----- Records -----

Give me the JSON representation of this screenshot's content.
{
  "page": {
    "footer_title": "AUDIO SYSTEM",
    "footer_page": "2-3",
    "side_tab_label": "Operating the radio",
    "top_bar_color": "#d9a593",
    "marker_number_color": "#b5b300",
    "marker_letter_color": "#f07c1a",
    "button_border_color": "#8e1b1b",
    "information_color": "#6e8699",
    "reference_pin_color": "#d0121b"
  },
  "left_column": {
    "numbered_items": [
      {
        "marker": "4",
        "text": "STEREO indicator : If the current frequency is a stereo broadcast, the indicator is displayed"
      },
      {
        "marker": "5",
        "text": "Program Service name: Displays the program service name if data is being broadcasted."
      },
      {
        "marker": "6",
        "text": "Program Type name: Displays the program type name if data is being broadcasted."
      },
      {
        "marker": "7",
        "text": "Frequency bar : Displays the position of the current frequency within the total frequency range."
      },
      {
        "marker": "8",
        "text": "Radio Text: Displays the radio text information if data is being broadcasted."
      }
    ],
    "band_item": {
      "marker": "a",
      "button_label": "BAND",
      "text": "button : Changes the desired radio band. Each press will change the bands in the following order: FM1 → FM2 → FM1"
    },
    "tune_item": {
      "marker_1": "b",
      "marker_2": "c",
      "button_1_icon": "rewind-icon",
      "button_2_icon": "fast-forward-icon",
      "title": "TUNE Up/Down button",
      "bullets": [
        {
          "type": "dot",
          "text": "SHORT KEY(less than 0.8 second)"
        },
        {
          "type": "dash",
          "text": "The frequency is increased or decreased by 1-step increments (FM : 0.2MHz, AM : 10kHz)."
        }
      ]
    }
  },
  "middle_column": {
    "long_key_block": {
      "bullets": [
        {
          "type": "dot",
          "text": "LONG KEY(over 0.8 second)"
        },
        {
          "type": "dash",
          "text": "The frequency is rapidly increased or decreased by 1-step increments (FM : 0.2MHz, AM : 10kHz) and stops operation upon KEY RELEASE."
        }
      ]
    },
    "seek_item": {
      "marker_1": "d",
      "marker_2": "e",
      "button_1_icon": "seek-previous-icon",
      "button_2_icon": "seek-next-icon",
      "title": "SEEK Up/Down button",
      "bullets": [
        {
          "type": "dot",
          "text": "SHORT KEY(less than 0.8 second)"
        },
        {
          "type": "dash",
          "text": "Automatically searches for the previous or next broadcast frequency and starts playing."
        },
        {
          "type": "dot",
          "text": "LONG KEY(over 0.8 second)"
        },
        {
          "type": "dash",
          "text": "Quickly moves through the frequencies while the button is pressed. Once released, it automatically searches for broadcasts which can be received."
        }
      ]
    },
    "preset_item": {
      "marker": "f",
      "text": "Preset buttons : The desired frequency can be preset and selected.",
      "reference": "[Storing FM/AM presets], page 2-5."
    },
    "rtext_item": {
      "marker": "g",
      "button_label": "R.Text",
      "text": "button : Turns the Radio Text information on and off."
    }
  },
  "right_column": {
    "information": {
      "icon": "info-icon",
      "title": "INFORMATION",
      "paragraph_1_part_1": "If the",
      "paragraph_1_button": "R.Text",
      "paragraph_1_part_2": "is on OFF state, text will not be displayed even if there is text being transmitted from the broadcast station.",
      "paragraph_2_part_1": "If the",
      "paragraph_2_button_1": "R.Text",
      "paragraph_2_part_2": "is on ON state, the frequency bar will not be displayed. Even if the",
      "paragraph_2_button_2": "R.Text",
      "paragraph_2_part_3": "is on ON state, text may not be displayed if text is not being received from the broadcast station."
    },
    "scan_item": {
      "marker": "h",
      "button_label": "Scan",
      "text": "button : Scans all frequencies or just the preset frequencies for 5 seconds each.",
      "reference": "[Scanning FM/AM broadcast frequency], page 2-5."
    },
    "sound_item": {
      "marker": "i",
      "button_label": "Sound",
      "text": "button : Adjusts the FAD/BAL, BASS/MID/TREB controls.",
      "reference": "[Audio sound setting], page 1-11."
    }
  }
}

-----

__Exercise__. Copy all of the data. Keep every word exactly as it is.

__The reply__.
Give me the JSON representation of this screenshot's content.
{
  "page": {
    "footer_title": "AUDIO SYSTEM",
    "footer_page": "2-3",
    "side_tab_label": "Operating the radio",
    "top_bar_color": "#d9a593",
    "marker_number_color": "#b5b300",
    "marker_letter_color": "#f07c1a",
    "button_border_color": "#8e1b1b",
    "information_color": "#6e8699",
    "reference_pin_color": "#d0121b"
  },
  "left_column": {
    "numbered_items": [
      {
        "marker": "4",
        "text": "STEREO indicator : If the current frequency is a stereo broadcast, the indicator is displayed"
      },
      {
        "marker": "5",
        "text": "Program Service name: Displays the program service name if data is being broadcasted."
      },
      {
        "marker": "6",
        "text": "Program Type name: Displays the program type name if data is being broadcasted."
      },
      {
        "marker": "7",
        "text": "Frequency bar : Displays the position of the current frequency within the total frequency range."
      },
      {
        "marker": "8",
        "text": "Radio Text: Displays the radio text information if data is being broadcasted."
      }
    ],
    "band_item": {
      "marker": "a",
      "button_label": "BAND",
      "text": "button : Changes the desired radio band. Each press will change the bands in the following order: FM1 → FM2 → FM1"
    },
    "tune_item": {
      "marker_1": "b",
      "marker_2": "c",
      "button_1_icon": "rewind-icon",
      "button_2_icon": "fast-forward-icon",
      "title": "TUNE Up/Down button",
      "bullets": [
        {
          "type": "dot",
          "text": "SHORT KEY(less than 0.8 second)"
        },
        {
          "type": "dash",
          "text": "The frequency is increased or decreased by 1-step increments (FM : 0.2MHz, AM : 10kHz)."
        }
      ]
    }
  },
  "middle_column": {
    "long_key_block": {
      "bullets": [
        {
          "type": "dot",
          "text": "LONG KEY(over 0.8 second)"
        },
        {
          "type": "dash",
          "text": "The frequency is rapidly increased or decreased by 1-step increments (FM : 0.2MHz, AM : 10kHz) and stops operation upon KEY RELEASE."
        }
      ]
    },
    "seek_item": {
      "marker_1": "d",
      "marker_2": "e",
      "button_1_icon": "seek-previous-icon",
      "button_2_icon": "seek-next-icon",
      "title": "SEEK Up/Down button",
      "bullets": [
        {
          "type": "dot",
          "text": "SHORT KEY(less than 0.8 second)"
        },
        {
          "type": "dash",
          "text": "Automatically searches for the previous or next broadcast frequency and starts playing."
        },
        {
          "type": "dot",
          "text": "LONG KEY(over 0.8 second)"
        },
        {
          "type": "dash",
          "text": "Quickly moves through the frequencies while the button is pressed. Once released, it automatically searches for broadcasts which can be received."
        }
      ]
    },
    "preset_item": {
      "marker": "f",
      "text": "Preset buttons : The desired frequency can be preset and selected.",
      "reference": "[Storing FM/AM presets], page 2-5."
    },
    "rtext_item": {
      "marker": "g",
      "button_label": "R.Text",
      "text": "button : Turns the Radio Text information on and off."
    }
  },
  "right_column": {
    "information": {
      "icon": "info-icon",
      "title": "INFORMATION",
      "paragraph_1_part_1": "If the",
      "paragraph_1_button": "R.Text",
      "paragraph_1_part_2": "is on OFF state, text will not be displayed even if there is text being transmitted from the broadcast station.",
      "paragraph_2_part_1": "If the",
      "paragraph_2_button_1": "R.Text",
      "paragraph_2_part_2": "is on ON state, the frequency bar will not be displayed. Even if the",
      "paragraph_2_button_2": "R.Text",
      "paragraph_2_part_3": "is on ON state, text may not be displayed if text is not being received from the broadcast station."
    },
    "scan_item": {
      "marker": "h",
      "button_label": "Scan",
      "text": "button : Scans all frequencies or just the preset frequencies for 5 seconds each.",
      "reference": "[Scanning FM/AM broadcast frequency], page 2-5."
    },
    "sound_item": {
      "marker": "i",
      "button_label": "Sound",
      "text": "button : Adjusts the FAD/BAL, BASS/MID/TREB controls.",
      "reference": "[Audio sound setting], page 1-11."
    }
  }
}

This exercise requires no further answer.